Required task — Please print the full listing exactly.

---

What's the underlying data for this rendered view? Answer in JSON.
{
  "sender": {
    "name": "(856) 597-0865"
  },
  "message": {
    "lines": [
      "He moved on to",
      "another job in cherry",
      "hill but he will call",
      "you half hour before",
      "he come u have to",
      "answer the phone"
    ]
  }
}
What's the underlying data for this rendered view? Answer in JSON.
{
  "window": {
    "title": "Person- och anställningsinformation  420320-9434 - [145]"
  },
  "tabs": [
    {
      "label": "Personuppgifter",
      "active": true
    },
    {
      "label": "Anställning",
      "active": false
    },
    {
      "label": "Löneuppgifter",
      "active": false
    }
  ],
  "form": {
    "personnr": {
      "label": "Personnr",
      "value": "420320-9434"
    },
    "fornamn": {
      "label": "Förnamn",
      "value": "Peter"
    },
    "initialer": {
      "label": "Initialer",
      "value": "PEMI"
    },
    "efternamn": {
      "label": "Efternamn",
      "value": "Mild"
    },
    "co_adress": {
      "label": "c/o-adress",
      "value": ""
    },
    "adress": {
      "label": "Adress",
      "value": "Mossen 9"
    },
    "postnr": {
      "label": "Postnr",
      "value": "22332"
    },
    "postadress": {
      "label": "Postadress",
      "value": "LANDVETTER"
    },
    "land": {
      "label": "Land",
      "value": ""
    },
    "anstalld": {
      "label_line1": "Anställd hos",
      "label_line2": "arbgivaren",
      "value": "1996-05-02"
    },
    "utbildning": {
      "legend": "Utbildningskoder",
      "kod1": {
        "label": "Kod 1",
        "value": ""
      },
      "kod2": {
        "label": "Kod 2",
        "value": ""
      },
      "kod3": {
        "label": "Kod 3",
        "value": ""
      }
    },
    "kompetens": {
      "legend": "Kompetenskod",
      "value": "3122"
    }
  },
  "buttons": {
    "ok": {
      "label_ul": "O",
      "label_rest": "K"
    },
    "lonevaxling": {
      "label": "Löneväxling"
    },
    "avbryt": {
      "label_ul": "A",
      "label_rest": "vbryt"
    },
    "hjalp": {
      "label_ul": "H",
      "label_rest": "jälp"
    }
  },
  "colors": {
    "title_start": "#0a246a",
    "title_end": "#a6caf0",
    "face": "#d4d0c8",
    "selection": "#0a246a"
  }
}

---

Worked answer —
What's the underlying data for this rendered view? Answer in JSON.
{
  "sender": {
    "name": "(856) 597-0865"
  },
  "message": {
    "lines": [
      "He moved on to",
      "another job in cherry",
      "hill but he will call",
      "you half hour before",
      "he come u have to",
      "answer the phone"
    ]
  }
}
What's the underlying data for this rendered view? Answer in JSON.
{
  "window": {
    "title": "Person- och anställningsinformation  420320-9434 - [145]"
  },
  "tabs": [
    {
      "label": "Personuppgifter",
      "active": true
    },
    {
      "label": "Anställning",
      "active": false
    },
    {
      "label": "Löneuppgifter",
      "active": false
    }
  ],
  "form": {
    "personnr": {
      "label": "Personnr",
      "value": "420320-9434"
    },
    "fornamn": {
      "label": "Förnamn",
      "value": "Peter"
    },
    "initialer": {
      "label": "Initialer",
      "value": "PEMI"
    },
    "efternamn": {
      "label": "Efternamn",
      "value": "Mild"
    },
    "co_adress": {
      "label": "c/o-adress",
      "value": ""
    },
    "adress": {
      "label": "Adress",
      "value": "Mossen 9"
    },
    "postnr": {
      "label": "Postnr",
      "value": "22332"
    },
    "postadress": {
      "label": "Postadress",
      "value": "LANDVETTER"
    },
    "land": {
      "label": "Land",
      "value": ""
    },
    "anstalld": {
      "label_line1": "Anställd hos",
      "label_line2": "arbgivaren",
      "value": "1996-05-02"
    },
    "utbildning": {
      "legend": "Utbildningskoder",
      "kod1": {
        "label": "Kod 1",
        "value": ""
      },
      "kod2": {
        "label": "Kod 2",
        "value": ""
      },
      "kod3": {
        "label": "Kod 3",
        "value": ""
      }
    },
    "kompetens": {
      "legend": "Kompetenskod",
      "value": "3122"
    }
  },
  "buttons": {
    "ok": {
      "label_ul": "O",
      "label_rest": "K"
    },
    "lonevaxling": {
      "label": "Löneväxling"
    },
    "avbryt": {
      "label_ul": "A",
      "label_rest": "vbryt"
    },
    "hjalp": {
      "label_ul": "H",
      "label_rest": "jälp"
    }
  },
  "colors": {
    "title_start": "#0a246a",
    "title_end": "#a6caf0",
    "face": "#d4d0c8",
    "selection": "#0a246a"
  }
}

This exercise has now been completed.